> [WORK TO BE COMPLETED] Skip every image and restate the data word for word.

> [MATERIALS PROVIDED]

__________

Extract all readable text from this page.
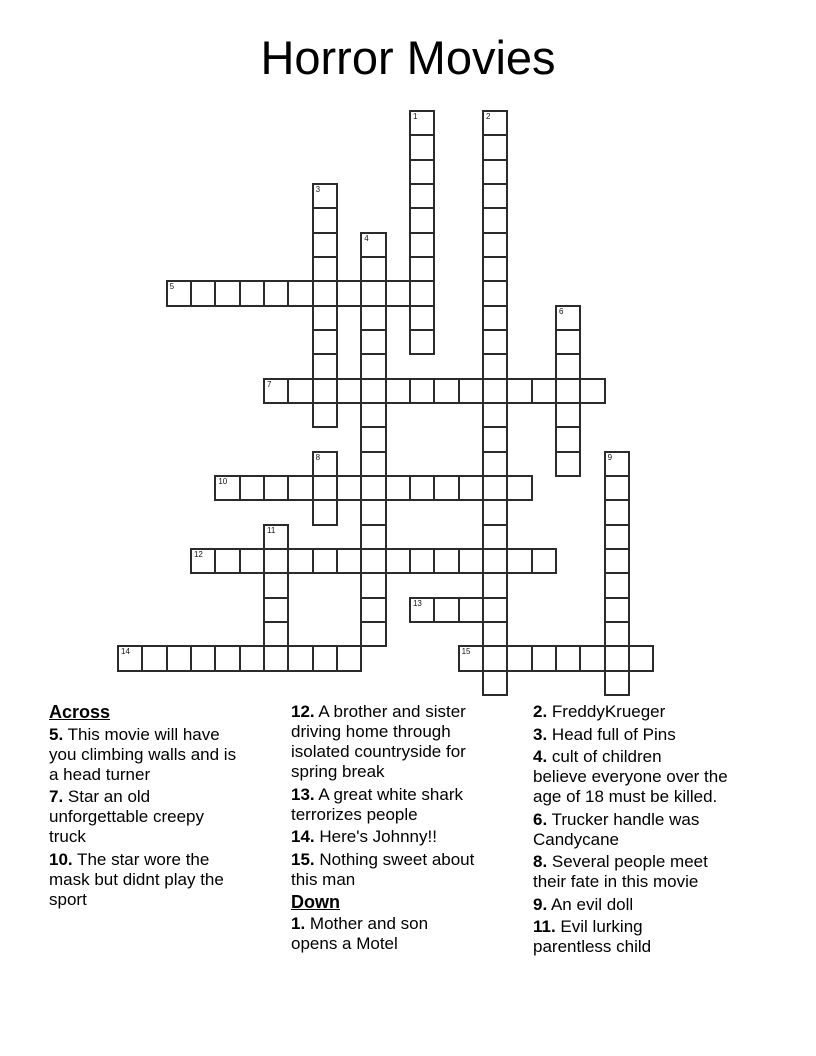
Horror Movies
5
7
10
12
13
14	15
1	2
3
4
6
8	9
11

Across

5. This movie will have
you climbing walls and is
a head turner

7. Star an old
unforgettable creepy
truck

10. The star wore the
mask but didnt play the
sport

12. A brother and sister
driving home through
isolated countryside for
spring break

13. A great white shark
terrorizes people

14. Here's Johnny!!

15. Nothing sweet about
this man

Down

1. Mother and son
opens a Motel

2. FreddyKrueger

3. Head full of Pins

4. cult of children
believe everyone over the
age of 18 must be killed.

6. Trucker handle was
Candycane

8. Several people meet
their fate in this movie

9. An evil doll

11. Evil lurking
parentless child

__________

> [SOLUTION TO THIS EXERCISE]
Extract all readable text from this page.
Horror Movies
5
7
10
12
13
14	15
1	2
3
4
6
8	9
11

Across

5. This movie will have
you climbing walls and is
a head turner

7. Star an old
unforgettable creepy
truck

10. The star wore the
mask but didnt play the
sport

12. A brother and sister
driving home through
isolated countryside for
spring break

13. A great white shark
terrorizes people

14. Here's Johnny!!

15. Nothing sweet about
this man

Down

1. Mother and son
opens a Motel

2. FreddyKrueger

3. Head full of Pins

4. cult of children
believe everyone over the
age of 18 must be killed.

6. Trucker handle was
Candycane

8. Several people meet
their fate in this movie

9. An evil doll

11. Evil lurking
parentless child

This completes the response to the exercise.